### Text segment
As an example of the latter, if a foreign object or a finger
contacts a key for period longer than the Negative Recal
Delay (NRD), the key is by recalibrated to a new lower
reference level. Then, when the condition causing the
negative swing ceases to exist (e.g. the object is removed)
the signal suddenly swings positive to its normal reference.

It is almost always desirable in these cases to cause the
key to recalibrate quickly so as to restore normal touch
operation. The time required to do this is governed by
PRD. In order for this to work, the signal must rise through
the positive threshold level PTHR continuously for the PRD
period.

After the PRD interval has expired and the
autorecalibration has taken place, the affected key will
once again function normally.

PRD Accuracy: to within ± 50ms
Delay: PRD is fixed at 200ms for all keys,

and cannot be altered.

6.8 Burst Length - BL

The signal gain for each key is controlled by circuit
parameters as well as the burst length.

The burst length is simply the number of times the
charge-transfer (‘QT’) process is performed on a given key.
Each QT process is simply the pulsing of an X line once,
with a corresponding Y line enabled to capture the
resulting charge passed through the key’s capacitance Cx.

QT60xx0 devices use a fixed number of QT cycles which
are executed in burst mode. There can be up to 64 QT
cycles in a burst, in accordance with the list of permitted
values shown in Table 6.2, page 22.

Increasing burst length directly affects key sensitivity. This
occurs because the accumulation of charge in the charge
integrator is directly linked to the burst length. The burst
length of each key can be set individually, allowing for
direct digital control over the signal gains of each key
individually.

Apparent touch sensitivity is also controlled by the
Negative Threshold level (NTHR). Burst length and NTHR
interact; normally burst lengths should be kept as short as
possible to limit RF emissions, but NTHR should be kept
above 6 to reduce false detections due to external noise.
The detection integrator mechanism also helps to prevent
false detections.

BL Typical values: 1, 2 (32, 48 pulses / burst)
BL Default value: 2 (48 pulses / burst)
BL Possible values: 0, 1, 2, 3 (16, 32, 48, 64

pulses/burst)

6.9 Adjacent Key Suppression - AKS

These devices incorporate adjacent key suppression
(‘AKS’ - patent pending) that can be selected on a per-key
basis. AKS permits the suppression of multiple key
presses based on relative signal strength. This feature
assists in solving the problem of surface moisture which
can bridge a key touch to an adjacent key, causing multiple
key presses. This feature is also useful for panels with
tightly spaced keys, where a fingertip might inadvertently
activate an adjacent key.

AKS works for keys that are AKS-enabled anywhere in the
matrix and is not restricted to physically adjacent keys; the
device has no knowledge of which keys are actually
physically adjacent. When enabled for a key, adjacent key
suppression causes detections on that key to be
suppressed if any other AKS-enabled key in the panel has
a more negative signal deviation from its reference.

This feature does not account for varying key gains (burst
length) but ignores the actual negative detection threshold
setting for the key. If AKS-enabled keys in a panel have
different sizes, it may be necessary to reduce the gains of
larger keys relative to smaller ones to equalize the effects
of AKS. The signal threshold of the larger keys can be
altered to compensate for this without causing problems
with key suppression.

### Task list
1. From the datasheet excerpt, list every possible burst length (BL) value with its number of pulses per burst.
2. According to the datasheet excerpt, what fixed delay is PRD set to?
Answer using only the datasheet excerpt above.

### Material provided

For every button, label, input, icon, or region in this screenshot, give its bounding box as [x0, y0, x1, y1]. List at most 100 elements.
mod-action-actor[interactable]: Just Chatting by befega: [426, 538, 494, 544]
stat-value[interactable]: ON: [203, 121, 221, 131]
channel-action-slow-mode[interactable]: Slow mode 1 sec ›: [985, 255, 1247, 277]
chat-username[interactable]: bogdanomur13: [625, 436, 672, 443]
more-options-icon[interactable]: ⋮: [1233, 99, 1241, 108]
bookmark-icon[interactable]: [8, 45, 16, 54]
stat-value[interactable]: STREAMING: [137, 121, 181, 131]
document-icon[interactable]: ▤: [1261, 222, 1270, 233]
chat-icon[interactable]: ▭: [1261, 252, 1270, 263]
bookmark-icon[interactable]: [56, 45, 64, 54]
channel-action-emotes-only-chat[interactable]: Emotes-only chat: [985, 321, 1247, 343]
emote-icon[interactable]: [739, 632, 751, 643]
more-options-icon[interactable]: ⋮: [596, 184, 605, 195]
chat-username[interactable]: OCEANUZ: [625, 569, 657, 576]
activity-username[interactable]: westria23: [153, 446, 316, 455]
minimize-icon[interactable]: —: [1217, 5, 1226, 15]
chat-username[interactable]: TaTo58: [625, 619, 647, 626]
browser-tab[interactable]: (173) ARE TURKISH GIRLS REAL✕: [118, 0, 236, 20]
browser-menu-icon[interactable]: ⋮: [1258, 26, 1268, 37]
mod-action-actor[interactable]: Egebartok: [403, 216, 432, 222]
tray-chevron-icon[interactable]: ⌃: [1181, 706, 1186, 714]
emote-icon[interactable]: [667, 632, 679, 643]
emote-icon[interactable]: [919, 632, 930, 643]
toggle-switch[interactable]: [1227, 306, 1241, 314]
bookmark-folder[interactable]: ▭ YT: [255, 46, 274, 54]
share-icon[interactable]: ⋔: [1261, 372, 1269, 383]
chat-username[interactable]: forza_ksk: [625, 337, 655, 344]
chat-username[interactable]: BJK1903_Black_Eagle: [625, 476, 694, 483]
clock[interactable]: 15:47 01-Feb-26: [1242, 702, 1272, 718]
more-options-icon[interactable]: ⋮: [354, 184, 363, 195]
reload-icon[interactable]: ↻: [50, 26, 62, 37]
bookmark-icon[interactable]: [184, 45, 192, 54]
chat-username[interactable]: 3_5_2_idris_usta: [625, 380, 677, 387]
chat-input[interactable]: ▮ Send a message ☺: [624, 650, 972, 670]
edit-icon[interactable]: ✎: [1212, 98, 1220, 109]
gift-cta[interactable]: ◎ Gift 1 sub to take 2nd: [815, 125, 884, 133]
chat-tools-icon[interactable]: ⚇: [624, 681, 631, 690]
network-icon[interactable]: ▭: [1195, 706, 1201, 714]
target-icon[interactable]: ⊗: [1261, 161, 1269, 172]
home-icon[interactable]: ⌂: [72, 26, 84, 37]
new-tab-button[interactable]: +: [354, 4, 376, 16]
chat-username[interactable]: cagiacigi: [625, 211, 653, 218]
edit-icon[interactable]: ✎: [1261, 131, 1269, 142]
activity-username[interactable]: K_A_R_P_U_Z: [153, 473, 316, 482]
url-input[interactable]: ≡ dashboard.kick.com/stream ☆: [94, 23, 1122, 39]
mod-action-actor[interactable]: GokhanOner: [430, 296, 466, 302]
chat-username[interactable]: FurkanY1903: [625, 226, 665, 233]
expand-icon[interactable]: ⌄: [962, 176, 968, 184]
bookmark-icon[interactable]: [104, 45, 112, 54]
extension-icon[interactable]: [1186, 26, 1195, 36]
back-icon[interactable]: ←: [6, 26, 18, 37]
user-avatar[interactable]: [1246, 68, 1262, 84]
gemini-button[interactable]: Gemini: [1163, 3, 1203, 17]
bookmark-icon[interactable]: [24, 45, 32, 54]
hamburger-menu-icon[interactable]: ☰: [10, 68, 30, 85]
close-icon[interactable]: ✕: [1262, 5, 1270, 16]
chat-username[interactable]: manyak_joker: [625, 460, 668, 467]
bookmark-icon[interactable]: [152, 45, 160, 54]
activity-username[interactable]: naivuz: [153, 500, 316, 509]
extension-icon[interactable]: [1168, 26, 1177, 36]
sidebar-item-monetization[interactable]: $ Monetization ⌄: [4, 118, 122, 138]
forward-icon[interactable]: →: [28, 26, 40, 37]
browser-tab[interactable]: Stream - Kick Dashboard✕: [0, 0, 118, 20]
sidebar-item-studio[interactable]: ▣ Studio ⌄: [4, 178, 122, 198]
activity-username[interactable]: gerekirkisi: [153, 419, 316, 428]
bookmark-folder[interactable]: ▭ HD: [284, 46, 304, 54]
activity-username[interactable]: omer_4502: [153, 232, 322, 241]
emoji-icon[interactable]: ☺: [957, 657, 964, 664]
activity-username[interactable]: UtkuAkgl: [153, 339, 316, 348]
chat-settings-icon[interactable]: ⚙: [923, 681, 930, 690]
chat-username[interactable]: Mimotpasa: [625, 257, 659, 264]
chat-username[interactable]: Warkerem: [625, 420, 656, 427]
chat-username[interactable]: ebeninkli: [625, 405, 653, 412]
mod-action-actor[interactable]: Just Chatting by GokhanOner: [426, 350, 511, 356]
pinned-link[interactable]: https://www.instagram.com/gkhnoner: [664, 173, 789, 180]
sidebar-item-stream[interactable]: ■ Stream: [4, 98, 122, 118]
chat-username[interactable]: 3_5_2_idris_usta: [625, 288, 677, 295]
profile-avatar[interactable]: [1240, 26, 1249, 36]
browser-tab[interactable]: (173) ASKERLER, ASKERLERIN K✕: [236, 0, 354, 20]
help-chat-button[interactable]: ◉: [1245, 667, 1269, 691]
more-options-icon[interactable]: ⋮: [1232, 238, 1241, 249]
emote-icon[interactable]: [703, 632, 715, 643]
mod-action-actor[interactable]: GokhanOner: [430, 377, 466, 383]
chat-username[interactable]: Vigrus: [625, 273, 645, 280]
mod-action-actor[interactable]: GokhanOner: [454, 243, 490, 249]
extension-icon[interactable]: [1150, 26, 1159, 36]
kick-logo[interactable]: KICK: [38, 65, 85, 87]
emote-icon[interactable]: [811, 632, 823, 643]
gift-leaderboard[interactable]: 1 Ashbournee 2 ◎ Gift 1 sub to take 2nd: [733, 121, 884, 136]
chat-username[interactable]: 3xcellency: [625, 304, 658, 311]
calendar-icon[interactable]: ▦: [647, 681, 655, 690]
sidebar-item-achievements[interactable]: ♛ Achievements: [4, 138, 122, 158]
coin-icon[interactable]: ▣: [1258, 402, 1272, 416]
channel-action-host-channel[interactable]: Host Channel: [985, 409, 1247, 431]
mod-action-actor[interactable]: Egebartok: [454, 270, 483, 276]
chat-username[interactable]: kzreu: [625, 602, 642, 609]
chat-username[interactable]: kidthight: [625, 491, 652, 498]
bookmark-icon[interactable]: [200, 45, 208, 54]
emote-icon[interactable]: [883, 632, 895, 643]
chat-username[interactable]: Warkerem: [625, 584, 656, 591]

### Answers by task
1. 0 (16 pulses/burst), 1 (32 pulses/burst), 2 (48 pulses/burst), 3 (64 pulses/burst)

2. 200ms for all keys.